[Do this]:
Report, word for word, every line of the material that contains "user".

[A run of records]:

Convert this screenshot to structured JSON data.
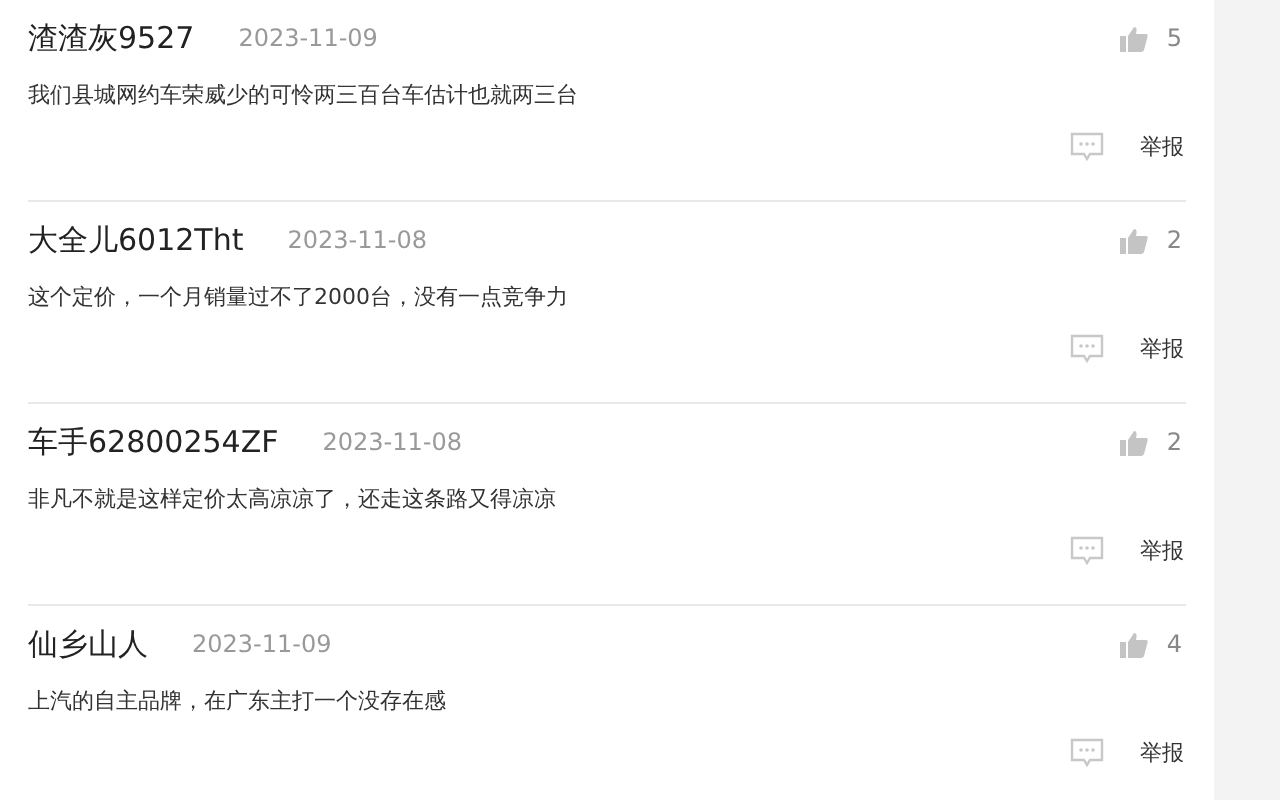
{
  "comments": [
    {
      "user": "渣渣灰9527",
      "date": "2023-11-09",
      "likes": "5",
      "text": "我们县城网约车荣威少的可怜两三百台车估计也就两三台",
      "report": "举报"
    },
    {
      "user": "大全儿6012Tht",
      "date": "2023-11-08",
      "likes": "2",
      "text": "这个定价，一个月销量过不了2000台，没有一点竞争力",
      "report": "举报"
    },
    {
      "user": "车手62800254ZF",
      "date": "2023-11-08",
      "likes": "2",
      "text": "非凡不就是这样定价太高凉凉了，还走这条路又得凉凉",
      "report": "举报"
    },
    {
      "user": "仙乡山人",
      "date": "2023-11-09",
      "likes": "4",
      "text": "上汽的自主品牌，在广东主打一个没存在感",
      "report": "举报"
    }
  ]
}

[Output of the exercise]:
      "user": "渣渣灰9527",
      "user": "大全儿6012Tht",
      "user": "车手62800254ZF",
      "user": "仙乡山人",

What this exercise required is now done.